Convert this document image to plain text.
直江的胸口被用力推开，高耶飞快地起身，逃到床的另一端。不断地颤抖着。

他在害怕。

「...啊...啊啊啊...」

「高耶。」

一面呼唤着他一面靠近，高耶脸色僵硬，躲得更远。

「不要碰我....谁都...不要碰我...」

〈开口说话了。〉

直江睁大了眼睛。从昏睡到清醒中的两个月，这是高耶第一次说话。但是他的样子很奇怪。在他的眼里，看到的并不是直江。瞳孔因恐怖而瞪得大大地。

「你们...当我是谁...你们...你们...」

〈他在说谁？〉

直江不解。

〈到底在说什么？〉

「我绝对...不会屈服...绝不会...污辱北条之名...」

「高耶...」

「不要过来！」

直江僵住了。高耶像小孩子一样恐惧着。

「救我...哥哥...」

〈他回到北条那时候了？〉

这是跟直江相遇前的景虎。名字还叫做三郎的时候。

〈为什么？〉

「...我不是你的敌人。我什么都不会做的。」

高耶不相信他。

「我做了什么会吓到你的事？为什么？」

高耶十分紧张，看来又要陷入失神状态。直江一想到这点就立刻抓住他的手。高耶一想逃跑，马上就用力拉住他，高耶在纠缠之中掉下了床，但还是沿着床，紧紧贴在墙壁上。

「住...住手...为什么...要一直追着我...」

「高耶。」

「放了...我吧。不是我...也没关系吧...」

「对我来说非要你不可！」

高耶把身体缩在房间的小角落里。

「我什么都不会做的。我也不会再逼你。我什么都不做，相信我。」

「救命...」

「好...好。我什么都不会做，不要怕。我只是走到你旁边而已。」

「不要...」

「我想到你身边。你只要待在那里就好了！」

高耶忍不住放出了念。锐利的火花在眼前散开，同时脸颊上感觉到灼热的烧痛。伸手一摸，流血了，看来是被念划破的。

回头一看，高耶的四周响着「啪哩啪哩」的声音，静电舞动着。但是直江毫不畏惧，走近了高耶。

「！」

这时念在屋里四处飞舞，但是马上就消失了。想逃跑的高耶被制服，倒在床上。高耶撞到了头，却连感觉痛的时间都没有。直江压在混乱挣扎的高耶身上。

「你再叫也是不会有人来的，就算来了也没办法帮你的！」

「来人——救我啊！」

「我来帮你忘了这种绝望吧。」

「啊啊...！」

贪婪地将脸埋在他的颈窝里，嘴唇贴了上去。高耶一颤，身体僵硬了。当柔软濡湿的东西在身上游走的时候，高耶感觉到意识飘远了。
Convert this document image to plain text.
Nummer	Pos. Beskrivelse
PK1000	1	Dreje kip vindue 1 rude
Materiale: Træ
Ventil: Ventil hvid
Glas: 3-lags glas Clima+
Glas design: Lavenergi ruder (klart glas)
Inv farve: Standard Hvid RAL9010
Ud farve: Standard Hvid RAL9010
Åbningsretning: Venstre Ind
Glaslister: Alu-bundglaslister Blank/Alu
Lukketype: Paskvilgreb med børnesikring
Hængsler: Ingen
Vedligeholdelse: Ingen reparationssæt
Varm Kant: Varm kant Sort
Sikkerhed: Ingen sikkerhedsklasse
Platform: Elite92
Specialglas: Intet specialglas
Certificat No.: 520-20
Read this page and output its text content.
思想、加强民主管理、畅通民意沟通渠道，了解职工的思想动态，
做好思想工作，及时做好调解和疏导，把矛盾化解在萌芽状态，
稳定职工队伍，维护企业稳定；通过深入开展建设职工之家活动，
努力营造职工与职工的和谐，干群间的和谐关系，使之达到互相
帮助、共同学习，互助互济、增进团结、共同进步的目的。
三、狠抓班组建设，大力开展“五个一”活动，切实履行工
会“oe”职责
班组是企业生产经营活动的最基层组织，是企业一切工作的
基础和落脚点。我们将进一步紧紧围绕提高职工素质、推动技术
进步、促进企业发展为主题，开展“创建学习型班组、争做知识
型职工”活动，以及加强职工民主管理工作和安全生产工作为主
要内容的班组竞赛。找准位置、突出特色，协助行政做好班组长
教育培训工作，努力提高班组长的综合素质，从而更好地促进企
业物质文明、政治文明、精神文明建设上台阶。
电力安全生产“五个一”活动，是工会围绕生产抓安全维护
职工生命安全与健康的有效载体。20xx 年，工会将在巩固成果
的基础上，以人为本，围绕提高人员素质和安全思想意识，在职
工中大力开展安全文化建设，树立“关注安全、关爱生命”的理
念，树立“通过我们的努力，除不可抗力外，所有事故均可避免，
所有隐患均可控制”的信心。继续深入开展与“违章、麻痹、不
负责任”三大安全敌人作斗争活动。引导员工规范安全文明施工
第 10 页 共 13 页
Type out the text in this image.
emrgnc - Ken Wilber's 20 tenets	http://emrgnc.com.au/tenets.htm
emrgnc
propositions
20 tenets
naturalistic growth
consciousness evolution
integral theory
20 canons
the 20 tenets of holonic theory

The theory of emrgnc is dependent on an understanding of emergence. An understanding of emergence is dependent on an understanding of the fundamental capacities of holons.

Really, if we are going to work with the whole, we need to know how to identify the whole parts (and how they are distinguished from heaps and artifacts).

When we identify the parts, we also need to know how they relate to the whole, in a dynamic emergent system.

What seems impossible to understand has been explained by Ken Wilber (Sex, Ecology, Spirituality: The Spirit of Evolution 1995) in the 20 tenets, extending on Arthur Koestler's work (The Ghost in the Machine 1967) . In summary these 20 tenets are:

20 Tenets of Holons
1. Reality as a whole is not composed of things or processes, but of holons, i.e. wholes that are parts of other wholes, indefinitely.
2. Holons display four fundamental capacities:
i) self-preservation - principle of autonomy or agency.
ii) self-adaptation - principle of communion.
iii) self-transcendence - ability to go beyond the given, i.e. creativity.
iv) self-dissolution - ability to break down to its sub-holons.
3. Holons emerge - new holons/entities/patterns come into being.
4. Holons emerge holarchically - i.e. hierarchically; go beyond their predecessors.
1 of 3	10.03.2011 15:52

======

* WHAT IS REQUIRED *
Pull out every line containing "capacities".

* EXERCISE OUTPUT *
The theory of emrgnc is dependent on an understanding of emergence. An understanding of emergence is dependent on an understanding of the fundamental capacities of holons.
2. Holons display four fundamental capacities:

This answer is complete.